Material provided
◇ ◇ ◇ ◇ ◇
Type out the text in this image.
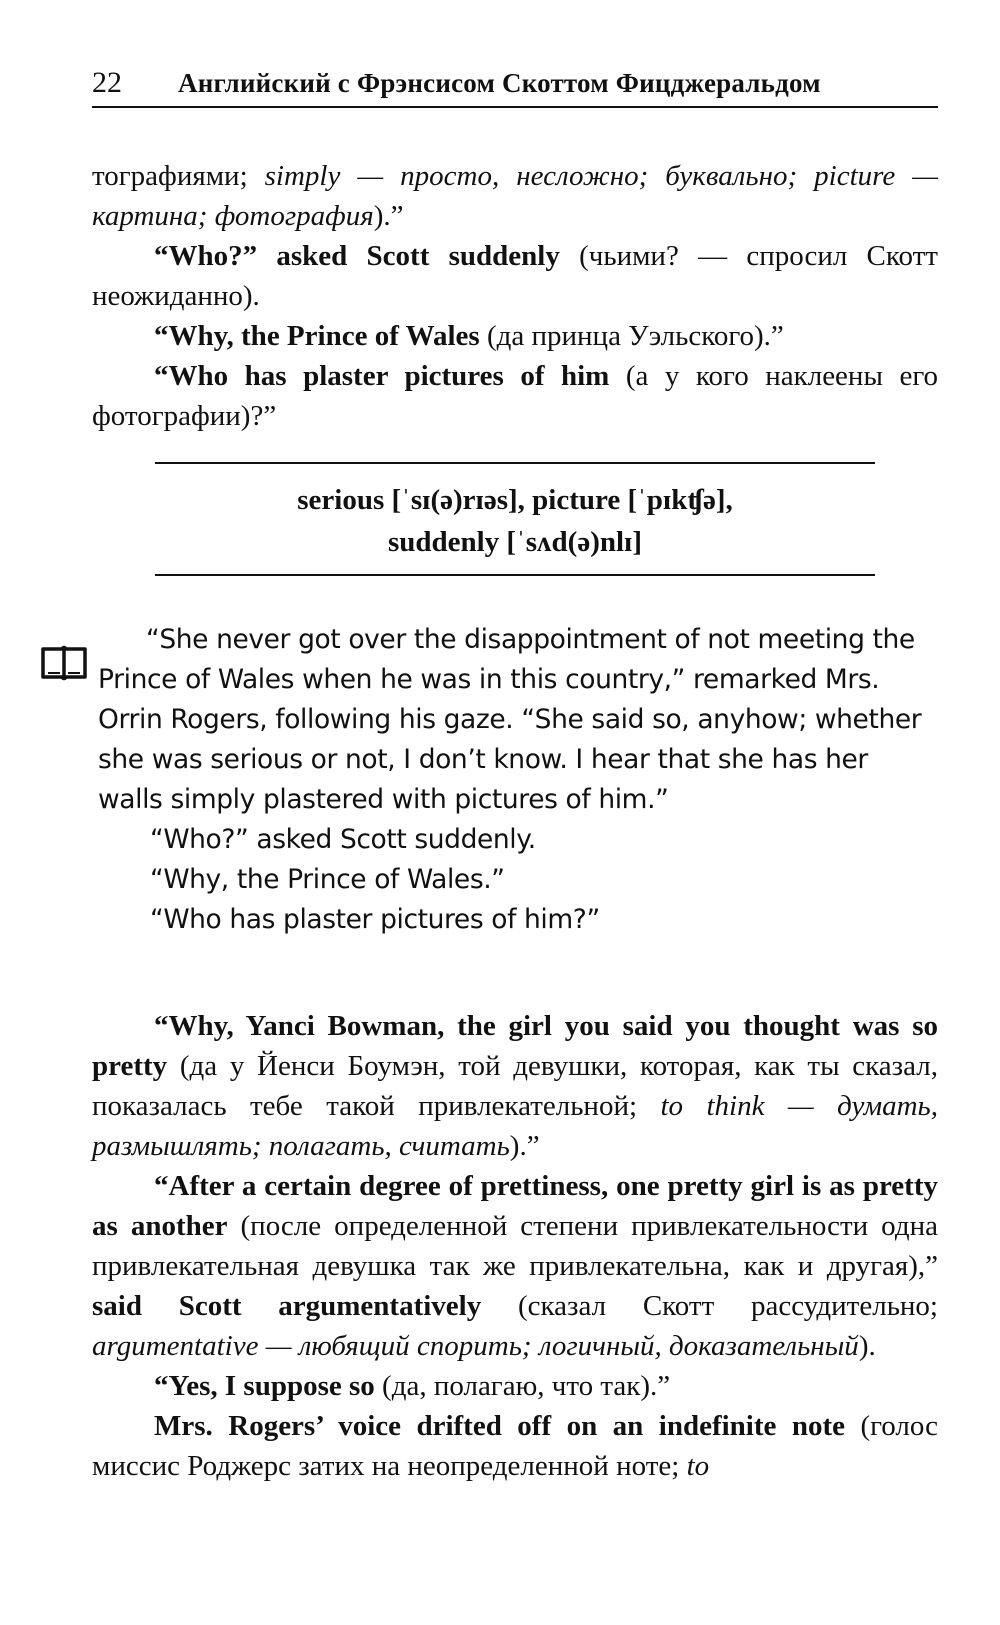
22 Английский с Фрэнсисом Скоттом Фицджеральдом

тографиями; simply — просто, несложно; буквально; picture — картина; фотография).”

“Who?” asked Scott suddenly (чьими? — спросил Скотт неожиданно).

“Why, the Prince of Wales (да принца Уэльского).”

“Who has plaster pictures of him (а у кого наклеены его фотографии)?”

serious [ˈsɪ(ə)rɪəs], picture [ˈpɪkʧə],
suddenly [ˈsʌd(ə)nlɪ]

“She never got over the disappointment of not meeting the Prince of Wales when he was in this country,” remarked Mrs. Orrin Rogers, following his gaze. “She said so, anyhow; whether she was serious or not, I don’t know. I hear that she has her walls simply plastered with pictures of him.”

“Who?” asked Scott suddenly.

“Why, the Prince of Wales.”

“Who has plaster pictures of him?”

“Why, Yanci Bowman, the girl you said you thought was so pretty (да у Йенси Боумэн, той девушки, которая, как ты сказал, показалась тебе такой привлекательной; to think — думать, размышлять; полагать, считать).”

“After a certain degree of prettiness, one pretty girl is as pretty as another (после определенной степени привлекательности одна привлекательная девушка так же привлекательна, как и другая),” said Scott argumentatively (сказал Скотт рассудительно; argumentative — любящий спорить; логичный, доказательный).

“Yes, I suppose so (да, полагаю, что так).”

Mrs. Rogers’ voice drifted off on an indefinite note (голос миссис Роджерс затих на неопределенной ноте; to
◇ ◇ ◇ ◇ ◇
The exercise
Each entry gets copied exactly; the pictures stay out.

Solution for this task
Type out the text in this image.
22 Английский с Фрэнсисом Скоттом Фицджеральдом

тографиями; simply — просто, несложно; буквально; picture — картина; фотография).”

“Who?” asked Scott suddenly (чьими? — спросил Скотт неожиданно).

“Why, the Prince of Wales (да принца Уэльского).”

“Who has plaster pictures of him (а у кого наклеены его фотографии)?”

serious [ˈsɪ(ə)rɪəs], picture [ˈpɪkʧə],
suddenly [ˈsʌd(ə)nlɪ]

“She never got over the disappointment of not meeting the Prince of Wales when he was in this country,” remarked Mrs. Orrin Rogers, following his gaze. “She said so, anyhow; whether she was serious or not, I don’t know. I hear that she has her walls simply plastered with pictures of him.”

“Who?” asked Scott suddenly.

“Why, the Prince of Wales.”

“Who has plaster pictures of him?”

“Why, Yanci Bowman, the girl you said you thought was so pretty (да у Йенси Боумэн, той девушки, которая, как ты сказал, показалась тебе такой привлекательной; to think — думать, размышлять; полагать, считать).”

“After a certain degree of prettiness, one pretty girl is as pretty as another (после определенной степени привлекательности одна привлекательная девушка так же привлекательна, как и другая),” said Scott argumentatively (сказал Скотт рассудительно; argumentative — любящий спорить; логичный, доказательный).

“Yes, I suppose so (да, полагаю, что так).”

Mrs. Rogers’ voice drifted off on an indefinite note (голос миссис Роджерс затих на неопределенной ноте; to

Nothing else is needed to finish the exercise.